╭─ Data entries

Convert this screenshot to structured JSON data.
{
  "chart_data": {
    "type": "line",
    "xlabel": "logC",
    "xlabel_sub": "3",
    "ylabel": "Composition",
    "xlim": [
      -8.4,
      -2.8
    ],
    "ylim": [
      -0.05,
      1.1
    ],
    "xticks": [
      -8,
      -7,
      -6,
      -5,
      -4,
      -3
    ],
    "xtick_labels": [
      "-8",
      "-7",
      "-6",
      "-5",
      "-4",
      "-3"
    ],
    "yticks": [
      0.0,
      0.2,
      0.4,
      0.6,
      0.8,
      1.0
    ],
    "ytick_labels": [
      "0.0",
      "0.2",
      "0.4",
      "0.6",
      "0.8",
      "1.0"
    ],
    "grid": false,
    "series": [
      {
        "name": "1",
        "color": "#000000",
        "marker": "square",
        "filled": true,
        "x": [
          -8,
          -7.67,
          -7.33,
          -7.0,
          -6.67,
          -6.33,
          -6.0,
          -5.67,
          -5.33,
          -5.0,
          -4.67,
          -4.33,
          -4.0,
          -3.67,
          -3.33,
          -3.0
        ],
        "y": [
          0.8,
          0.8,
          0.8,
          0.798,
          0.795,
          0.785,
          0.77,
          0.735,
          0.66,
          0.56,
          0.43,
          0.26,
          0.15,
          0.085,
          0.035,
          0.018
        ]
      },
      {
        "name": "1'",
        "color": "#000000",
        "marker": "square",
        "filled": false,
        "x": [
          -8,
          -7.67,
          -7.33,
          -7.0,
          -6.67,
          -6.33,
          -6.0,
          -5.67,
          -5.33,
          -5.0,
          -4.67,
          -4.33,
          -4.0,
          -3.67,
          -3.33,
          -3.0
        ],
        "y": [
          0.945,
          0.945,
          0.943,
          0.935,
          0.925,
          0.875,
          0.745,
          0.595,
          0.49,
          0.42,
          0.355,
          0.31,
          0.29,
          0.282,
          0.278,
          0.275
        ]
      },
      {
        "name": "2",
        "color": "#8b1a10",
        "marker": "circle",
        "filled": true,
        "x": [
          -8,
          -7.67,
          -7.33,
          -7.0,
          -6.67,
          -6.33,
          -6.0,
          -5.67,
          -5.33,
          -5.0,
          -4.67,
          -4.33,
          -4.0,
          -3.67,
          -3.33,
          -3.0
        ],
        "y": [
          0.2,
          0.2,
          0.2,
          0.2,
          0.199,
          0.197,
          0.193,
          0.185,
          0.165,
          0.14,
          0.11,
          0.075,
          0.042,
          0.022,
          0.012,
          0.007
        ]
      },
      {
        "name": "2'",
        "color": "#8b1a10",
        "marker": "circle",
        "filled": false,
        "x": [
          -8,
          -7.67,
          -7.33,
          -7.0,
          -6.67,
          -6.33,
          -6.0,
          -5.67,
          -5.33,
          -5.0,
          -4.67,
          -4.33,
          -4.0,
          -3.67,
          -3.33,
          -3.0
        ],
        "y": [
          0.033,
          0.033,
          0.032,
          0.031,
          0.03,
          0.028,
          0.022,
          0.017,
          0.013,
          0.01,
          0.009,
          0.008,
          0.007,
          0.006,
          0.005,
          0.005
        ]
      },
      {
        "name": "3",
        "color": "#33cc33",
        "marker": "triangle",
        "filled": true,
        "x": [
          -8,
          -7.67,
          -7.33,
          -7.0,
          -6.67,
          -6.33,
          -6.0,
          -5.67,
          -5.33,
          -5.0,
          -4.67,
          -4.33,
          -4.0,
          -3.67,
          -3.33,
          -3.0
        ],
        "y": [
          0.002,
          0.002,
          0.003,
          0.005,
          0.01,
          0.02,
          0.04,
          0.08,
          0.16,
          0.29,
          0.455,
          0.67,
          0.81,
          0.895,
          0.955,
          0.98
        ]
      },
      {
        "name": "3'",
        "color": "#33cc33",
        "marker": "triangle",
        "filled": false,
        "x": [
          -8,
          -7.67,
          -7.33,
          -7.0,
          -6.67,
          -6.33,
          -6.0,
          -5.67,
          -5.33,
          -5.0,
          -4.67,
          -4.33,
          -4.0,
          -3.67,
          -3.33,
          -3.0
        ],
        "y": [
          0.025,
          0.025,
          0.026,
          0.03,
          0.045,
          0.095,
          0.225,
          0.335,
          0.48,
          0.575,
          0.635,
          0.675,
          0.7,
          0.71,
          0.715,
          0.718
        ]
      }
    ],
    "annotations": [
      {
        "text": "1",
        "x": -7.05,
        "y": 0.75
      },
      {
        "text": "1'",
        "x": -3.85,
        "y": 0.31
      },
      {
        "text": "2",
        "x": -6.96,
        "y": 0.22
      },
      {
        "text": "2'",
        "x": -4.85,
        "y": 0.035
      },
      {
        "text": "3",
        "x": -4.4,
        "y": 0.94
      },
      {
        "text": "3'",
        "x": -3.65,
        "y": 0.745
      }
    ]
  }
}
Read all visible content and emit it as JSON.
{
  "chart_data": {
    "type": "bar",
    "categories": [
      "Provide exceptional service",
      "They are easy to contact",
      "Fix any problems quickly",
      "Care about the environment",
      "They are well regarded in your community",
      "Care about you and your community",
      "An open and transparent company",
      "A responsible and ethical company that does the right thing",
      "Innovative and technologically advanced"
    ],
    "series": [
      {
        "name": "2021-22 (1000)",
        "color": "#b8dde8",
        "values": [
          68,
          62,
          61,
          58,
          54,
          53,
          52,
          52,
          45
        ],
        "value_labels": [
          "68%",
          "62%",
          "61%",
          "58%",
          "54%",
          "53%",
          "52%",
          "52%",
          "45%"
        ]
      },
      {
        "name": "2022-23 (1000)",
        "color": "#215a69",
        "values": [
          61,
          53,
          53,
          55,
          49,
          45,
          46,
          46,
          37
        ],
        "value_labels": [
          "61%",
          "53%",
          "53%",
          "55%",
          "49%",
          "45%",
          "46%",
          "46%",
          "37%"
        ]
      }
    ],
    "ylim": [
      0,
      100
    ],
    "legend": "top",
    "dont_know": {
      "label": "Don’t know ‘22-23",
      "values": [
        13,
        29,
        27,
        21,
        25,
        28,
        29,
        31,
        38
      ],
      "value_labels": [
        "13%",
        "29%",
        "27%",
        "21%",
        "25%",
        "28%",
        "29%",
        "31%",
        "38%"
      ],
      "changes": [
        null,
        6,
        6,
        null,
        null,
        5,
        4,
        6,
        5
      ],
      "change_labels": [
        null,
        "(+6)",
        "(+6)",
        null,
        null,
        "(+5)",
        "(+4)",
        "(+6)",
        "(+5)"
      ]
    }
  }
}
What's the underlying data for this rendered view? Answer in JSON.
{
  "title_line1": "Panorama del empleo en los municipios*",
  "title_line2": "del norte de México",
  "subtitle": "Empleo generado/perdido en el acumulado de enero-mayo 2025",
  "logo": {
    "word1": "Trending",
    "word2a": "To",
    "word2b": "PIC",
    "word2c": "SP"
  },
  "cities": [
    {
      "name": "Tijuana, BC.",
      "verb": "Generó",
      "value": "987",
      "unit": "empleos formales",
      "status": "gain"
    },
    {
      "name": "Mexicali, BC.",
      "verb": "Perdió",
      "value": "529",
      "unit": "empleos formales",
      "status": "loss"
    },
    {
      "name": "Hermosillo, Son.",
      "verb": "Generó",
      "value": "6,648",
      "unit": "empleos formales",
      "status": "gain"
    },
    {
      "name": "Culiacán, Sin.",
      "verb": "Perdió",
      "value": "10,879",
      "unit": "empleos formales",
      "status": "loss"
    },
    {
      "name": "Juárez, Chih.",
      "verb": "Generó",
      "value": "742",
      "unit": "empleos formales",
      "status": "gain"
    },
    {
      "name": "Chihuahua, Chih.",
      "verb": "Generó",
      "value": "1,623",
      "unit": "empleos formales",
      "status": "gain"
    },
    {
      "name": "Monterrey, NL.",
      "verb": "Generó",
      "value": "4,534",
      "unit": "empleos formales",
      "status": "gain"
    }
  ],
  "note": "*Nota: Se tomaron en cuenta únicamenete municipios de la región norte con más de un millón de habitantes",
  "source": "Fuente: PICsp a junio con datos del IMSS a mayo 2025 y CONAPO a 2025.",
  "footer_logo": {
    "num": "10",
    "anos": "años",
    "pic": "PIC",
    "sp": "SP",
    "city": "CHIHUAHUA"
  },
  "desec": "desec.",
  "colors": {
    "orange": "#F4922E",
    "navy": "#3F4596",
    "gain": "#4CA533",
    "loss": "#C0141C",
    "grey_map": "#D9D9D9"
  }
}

╰─

Written task: Show every line from the entries above in which the word "municipios" appears.

Final result:
  "title_line1": "Panorama del empleo en los municipios*",
  "note": "*Nota: Se tomaron en cuenta únicamenete municipios de la región norte con más de un millón de habitantes",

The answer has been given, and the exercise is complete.